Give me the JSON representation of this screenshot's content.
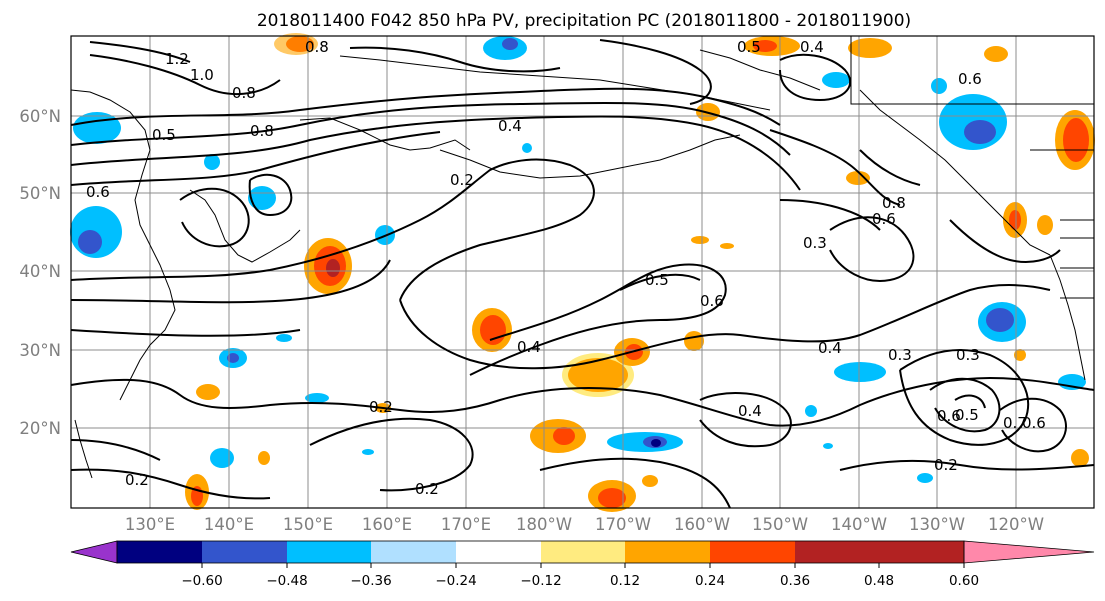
{
  "title": "2018011400 F042 850 hPa PV, precipitation PC (2018011800 - 2018011900)",
  "lat_labels": [
    "60°N",
    "50°N",
    "40°N",
    "30°N",
    "20°N"
  ],
  "lon_labels": [
    "130°E",
    "140°E",
    "150°E",
    "160°E",
    "170°E",
    "180°W",
    "170°W",
    "160°W",
    "150°W",
    "140°W",
    "130°W",
    "120°W"
  ],
  "colorbar": {
    "colors": [
      "#9933cc",
      "#000080",
      "#3355cc",
      "#00bfff",
      "#b0e0ff",
      "#ffffff",
      "#ffeb80",
      "#ffa500",
      "#ff4500",
      "#b22222",
      "#ff88aa"
    ],
    "tick_labels": [
      "−0.60",
      "−0.48",
      "−0.36",
      "−0.24",
      "−0.12",
      "0.12",
      "0.24",
      "0.36",
      "0.48",
      "0.60"
    ]
  },
  "contour_labels": [
    "1.2",
    "1.0",
    "0.8",
    "0.5",
    "0.6",
    "0.2",
    "0.4",
    "0.3",
    "0.5",
    "0.6",
    "0.4",
    "0.2",
    "0.2",
    "0.4",
    "0.6",
    "0.8",
    "0.3",
    "0.4",
    "0.3",
    "0.5",
    "0.6",
    "0.7",
    "0.6",
    "0.2",
    "0.8",
    "0.5",
    "0.4",
    "0.2",
    "0.6",
    "0.8"
  ]
}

+--

Pictures don't belong in the copy. Restate all the entries exactly.

TASK RESULT
Give me the JSON representation of this screenshot's content.
{
  "title": "2018011400 F042 850 hPa PV, precipitation PC (2018011800 - 2018011900)",
  "lat_labels": [
    "60°N",
    "50°N",
    "40°N",
    "30°N",
    "20°N"
  ],
  "lon_labels": [
    "130°E",
    "140°E",
    "150°E",
    "160°E",
    "170°E",
    "180°W",
    "170°W",
    "160°W",
    "150°W",
    "140°W",
    "130°W",
    "120°W"
  ],
  "colorbar": {
    "colors": [
      "#9933cc",
      "#000080",
      "#3355cc",
      "#00bfff",
      "#b0e0ff",
      "#ffffff",
      "#ffeb80",
      "#ffa500",
      "#ff4500",
      "#b22222",
      "#ff88aa"
    ],
    "tick_labels": [
      "−0.60",
      "−0.48",
      "−0.36",
      "−0.24",
      "−0.12",
      "0.12",
      "0.24",
      "0.36",
      "0.48",
      "0.60"
    ]
  },
  "contour_labels": [
    "1.2",
    "1.0",
    "0.8",
    "0.5",
    "0.6",
    "0.2",
    "0.4",
    "0.3",
    "0.5",
    "0.6",
    "0.4",
    "0.2",
    "0.2",
    "0.4",
    "0.6",
    "0.8",
    "0.3",
    "0.4",
    "0.3",
    "0.5",
    "0.6",
    "0.7",
    "0.6",
    "0.2",
    "0.8",
    "0.5",
    "0.4",
    "0.2",
    "0.6",
    "0.8"
  ]
}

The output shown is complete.